Figure content listings
---
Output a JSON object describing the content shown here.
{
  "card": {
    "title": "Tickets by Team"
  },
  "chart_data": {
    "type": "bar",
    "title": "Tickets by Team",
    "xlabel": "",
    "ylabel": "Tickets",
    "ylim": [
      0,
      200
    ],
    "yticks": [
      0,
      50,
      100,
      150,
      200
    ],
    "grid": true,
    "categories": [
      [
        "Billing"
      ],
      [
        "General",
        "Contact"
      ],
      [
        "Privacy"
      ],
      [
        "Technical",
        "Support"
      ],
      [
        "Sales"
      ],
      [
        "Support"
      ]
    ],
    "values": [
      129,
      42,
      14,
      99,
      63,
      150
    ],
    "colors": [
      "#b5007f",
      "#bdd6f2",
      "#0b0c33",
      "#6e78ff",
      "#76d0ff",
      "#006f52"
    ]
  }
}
---
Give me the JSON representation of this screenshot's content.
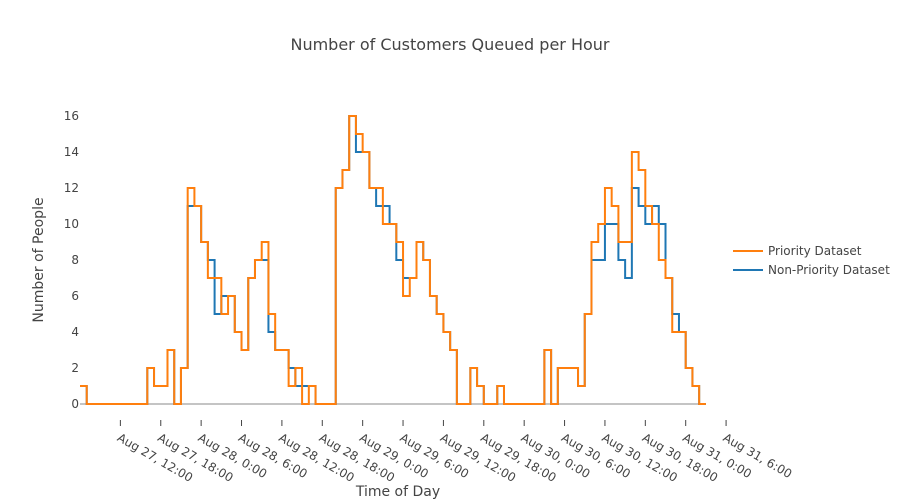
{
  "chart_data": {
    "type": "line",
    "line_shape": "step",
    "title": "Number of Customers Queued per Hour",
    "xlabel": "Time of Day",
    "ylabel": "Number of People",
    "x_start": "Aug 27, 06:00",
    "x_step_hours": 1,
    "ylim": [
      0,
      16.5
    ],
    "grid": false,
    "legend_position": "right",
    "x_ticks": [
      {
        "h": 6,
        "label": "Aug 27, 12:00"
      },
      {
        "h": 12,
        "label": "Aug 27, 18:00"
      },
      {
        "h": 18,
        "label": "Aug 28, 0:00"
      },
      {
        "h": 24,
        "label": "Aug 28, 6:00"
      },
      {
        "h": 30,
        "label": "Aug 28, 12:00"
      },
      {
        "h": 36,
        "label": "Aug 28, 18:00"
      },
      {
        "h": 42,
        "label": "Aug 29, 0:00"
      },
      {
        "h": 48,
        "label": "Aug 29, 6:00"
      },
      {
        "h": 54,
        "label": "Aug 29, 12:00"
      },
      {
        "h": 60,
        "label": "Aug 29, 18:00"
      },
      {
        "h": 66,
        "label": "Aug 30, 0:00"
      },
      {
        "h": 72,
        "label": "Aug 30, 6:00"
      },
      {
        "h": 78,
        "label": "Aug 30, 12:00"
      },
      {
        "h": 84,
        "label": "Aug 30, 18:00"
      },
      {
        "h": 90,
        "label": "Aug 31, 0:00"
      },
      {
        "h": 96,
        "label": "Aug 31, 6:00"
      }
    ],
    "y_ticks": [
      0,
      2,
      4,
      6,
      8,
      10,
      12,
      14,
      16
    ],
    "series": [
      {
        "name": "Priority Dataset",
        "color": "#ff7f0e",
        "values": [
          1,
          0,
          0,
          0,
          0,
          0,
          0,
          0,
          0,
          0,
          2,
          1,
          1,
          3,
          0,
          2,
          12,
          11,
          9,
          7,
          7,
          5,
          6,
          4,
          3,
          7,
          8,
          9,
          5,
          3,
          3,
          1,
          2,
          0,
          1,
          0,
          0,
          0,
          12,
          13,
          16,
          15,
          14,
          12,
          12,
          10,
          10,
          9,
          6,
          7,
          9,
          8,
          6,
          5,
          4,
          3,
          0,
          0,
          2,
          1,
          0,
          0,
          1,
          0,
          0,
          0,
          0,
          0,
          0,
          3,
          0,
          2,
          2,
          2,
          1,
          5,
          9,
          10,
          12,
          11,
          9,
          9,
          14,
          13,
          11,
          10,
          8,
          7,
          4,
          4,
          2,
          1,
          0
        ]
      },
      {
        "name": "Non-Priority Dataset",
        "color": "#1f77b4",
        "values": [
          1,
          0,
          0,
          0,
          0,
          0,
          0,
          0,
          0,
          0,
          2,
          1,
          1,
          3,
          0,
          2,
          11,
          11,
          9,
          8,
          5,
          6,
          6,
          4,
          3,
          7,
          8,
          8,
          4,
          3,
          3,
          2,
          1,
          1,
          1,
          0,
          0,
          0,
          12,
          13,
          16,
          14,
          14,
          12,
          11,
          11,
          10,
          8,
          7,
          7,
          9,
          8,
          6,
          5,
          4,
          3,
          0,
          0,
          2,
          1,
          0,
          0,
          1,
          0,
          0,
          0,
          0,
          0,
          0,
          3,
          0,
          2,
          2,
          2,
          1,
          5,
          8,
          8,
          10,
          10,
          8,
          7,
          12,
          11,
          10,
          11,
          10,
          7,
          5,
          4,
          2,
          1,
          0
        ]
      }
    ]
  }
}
---
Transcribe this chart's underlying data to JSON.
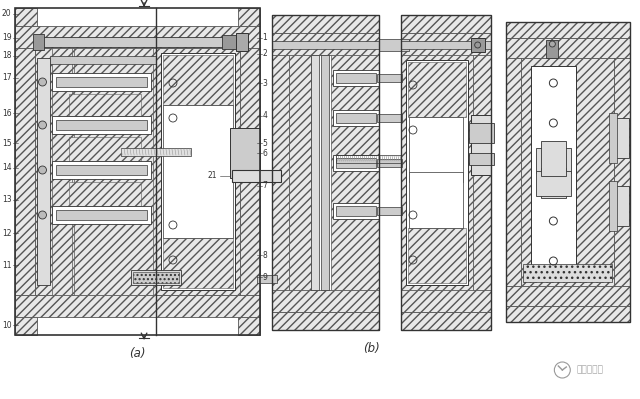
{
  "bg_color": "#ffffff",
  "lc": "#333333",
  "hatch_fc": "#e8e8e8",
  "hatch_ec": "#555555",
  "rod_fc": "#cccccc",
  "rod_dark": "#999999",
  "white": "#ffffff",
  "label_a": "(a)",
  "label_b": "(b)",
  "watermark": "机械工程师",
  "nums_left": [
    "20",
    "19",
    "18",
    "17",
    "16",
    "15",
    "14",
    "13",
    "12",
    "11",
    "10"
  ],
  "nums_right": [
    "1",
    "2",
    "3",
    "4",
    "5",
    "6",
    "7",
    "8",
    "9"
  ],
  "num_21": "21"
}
---
▶ Aim
Search the listing for the word "Priority" and return each line that holds it.

▶ Response to the exercise
        "name": "Priority Dataset",
        "name": "Non-Priority Dataset",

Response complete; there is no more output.